TASK REQUIREMENTS: Bring together all lines of the material below that contain the string "RENEWABLEENERGY".

RECORDS SHOWN:
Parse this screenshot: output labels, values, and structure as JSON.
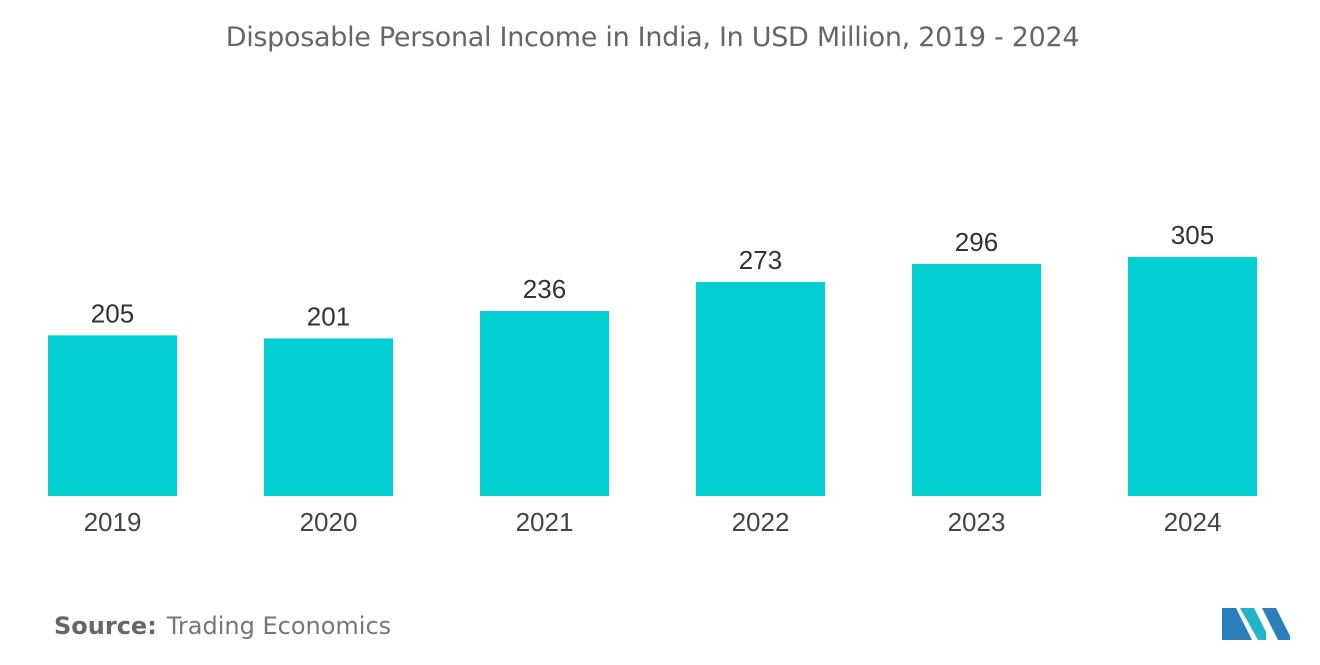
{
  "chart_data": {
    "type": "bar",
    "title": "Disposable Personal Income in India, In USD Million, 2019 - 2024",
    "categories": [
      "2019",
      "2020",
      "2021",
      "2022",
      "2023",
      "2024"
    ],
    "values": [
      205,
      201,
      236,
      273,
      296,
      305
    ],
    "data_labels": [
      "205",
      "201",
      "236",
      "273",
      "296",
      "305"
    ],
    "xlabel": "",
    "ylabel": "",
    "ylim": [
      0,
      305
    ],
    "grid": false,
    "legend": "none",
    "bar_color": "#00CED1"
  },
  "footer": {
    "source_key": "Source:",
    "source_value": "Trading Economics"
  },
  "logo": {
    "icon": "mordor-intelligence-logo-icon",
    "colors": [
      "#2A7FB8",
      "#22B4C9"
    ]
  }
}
...
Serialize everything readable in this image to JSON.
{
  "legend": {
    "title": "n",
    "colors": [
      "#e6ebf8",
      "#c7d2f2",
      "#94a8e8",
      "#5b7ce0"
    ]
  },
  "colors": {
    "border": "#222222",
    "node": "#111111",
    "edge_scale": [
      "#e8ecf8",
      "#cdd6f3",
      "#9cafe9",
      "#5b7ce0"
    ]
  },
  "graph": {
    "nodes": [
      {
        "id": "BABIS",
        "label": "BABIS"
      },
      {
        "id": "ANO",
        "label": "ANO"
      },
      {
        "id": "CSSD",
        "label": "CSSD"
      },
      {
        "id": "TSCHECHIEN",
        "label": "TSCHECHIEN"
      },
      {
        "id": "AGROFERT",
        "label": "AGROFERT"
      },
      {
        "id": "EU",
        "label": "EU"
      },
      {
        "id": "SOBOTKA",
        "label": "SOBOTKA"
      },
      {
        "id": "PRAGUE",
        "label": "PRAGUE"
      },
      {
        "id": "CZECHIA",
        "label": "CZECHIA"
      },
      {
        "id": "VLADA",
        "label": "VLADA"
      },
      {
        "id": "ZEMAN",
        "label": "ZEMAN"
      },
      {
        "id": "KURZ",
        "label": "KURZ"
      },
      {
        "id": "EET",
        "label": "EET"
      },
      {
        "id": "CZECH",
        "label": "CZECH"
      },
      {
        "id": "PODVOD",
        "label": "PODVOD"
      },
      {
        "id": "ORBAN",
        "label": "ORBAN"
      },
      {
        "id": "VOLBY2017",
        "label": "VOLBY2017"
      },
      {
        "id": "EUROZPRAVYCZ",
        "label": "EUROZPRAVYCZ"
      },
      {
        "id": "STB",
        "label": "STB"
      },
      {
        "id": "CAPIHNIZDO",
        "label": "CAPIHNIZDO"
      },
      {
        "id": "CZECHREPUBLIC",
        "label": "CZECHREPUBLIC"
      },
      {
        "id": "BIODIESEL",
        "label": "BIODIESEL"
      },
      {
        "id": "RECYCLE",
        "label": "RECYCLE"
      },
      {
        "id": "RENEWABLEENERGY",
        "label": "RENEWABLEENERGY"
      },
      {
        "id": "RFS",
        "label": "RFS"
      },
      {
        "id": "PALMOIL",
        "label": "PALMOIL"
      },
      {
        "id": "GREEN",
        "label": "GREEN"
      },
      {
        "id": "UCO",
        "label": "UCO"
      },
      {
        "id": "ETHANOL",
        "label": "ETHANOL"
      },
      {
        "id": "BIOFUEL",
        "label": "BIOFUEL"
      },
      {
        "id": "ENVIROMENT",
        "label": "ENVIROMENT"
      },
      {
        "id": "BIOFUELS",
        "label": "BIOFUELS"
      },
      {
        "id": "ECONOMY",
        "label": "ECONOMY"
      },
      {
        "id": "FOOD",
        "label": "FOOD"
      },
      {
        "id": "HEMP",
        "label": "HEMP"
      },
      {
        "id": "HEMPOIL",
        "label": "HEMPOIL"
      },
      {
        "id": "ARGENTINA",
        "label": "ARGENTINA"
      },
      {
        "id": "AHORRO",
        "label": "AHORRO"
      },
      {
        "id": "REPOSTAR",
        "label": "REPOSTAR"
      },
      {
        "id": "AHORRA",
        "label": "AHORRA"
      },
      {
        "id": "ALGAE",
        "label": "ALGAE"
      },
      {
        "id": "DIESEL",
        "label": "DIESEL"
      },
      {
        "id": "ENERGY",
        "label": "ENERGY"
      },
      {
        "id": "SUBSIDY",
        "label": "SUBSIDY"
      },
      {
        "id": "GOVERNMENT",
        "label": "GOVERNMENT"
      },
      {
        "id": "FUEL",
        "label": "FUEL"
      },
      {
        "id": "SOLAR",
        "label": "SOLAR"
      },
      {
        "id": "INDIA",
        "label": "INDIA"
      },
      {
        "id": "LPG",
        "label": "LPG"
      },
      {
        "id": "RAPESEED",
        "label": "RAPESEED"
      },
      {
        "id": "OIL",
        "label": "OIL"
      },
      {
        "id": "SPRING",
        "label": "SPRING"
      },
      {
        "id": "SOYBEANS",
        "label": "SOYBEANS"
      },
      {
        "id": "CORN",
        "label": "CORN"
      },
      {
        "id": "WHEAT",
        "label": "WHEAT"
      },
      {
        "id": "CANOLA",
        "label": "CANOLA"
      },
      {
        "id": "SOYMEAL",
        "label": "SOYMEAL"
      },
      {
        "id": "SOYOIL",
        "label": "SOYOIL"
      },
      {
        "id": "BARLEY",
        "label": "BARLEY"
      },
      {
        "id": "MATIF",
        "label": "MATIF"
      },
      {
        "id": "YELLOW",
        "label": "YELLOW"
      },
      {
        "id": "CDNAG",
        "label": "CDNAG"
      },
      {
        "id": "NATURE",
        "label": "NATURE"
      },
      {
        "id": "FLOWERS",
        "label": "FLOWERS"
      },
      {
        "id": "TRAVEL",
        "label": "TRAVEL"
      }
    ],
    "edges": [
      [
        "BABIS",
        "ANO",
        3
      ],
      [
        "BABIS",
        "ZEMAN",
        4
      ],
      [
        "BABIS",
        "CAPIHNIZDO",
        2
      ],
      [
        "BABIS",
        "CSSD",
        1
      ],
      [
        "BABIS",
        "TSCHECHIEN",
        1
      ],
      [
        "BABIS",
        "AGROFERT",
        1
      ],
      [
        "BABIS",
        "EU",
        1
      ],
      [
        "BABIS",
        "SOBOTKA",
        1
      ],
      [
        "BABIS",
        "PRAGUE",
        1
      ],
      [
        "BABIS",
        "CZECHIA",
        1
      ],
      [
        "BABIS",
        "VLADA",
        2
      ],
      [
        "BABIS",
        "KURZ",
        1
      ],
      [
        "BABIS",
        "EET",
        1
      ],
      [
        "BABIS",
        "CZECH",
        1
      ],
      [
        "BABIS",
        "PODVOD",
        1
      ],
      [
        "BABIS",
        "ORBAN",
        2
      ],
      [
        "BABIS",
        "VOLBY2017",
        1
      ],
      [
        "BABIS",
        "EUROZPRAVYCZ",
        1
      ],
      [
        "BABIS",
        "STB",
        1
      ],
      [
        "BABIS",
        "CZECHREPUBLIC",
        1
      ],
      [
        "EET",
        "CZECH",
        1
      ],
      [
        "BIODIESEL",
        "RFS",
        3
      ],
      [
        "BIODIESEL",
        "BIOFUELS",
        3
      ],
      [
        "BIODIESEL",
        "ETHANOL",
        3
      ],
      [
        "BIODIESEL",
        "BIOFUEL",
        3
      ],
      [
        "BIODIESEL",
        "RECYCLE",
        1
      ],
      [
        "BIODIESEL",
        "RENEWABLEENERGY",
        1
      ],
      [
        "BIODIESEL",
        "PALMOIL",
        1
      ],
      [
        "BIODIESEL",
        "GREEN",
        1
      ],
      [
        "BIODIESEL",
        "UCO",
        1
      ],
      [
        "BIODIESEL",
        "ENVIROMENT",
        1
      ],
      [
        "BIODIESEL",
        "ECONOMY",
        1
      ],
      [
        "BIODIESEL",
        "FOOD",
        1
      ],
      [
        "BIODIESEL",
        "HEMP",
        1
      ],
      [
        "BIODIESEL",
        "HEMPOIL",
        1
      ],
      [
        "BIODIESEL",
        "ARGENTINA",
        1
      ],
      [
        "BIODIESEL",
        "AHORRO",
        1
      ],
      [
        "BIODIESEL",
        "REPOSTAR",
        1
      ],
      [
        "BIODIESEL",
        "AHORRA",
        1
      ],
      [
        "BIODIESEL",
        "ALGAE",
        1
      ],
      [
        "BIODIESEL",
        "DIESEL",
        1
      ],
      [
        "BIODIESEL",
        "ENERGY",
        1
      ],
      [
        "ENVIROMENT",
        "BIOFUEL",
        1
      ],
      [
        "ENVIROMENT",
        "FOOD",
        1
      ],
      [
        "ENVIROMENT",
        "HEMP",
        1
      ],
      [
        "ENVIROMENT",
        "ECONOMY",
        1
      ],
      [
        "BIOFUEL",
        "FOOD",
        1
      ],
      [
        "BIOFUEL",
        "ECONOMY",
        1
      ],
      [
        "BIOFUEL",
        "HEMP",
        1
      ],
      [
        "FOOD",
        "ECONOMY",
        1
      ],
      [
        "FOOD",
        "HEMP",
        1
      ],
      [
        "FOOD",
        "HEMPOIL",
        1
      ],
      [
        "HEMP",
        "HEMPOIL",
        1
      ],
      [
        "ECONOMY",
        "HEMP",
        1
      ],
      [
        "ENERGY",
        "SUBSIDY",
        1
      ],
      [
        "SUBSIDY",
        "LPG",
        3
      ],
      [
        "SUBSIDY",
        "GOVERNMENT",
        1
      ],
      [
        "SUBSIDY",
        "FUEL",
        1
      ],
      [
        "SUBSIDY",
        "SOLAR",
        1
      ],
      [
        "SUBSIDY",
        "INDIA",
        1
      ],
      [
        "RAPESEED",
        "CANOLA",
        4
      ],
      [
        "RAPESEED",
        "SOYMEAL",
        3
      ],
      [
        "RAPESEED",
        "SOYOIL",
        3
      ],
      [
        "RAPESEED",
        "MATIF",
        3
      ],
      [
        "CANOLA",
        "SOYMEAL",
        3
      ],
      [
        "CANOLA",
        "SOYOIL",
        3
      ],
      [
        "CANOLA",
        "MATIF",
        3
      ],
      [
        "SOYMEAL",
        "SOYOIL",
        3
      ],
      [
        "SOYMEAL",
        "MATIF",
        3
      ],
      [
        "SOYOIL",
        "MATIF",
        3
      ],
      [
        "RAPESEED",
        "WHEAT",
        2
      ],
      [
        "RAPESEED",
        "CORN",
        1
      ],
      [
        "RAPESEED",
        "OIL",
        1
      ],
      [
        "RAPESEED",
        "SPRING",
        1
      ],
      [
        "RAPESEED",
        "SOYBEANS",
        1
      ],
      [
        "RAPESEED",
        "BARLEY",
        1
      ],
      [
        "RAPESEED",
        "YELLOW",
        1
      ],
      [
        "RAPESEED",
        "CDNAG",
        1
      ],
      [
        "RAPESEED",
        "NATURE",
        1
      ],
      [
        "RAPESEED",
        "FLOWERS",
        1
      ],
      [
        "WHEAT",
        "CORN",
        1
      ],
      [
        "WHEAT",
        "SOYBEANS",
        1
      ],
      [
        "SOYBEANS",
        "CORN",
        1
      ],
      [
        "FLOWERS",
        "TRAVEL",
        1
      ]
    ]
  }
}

SOLUTION TO THIS TASK:
        "id": "RENEWABLEENERGY",
        "label": "RENEWABLEENERGY"
        "RENEWABLEENERGY",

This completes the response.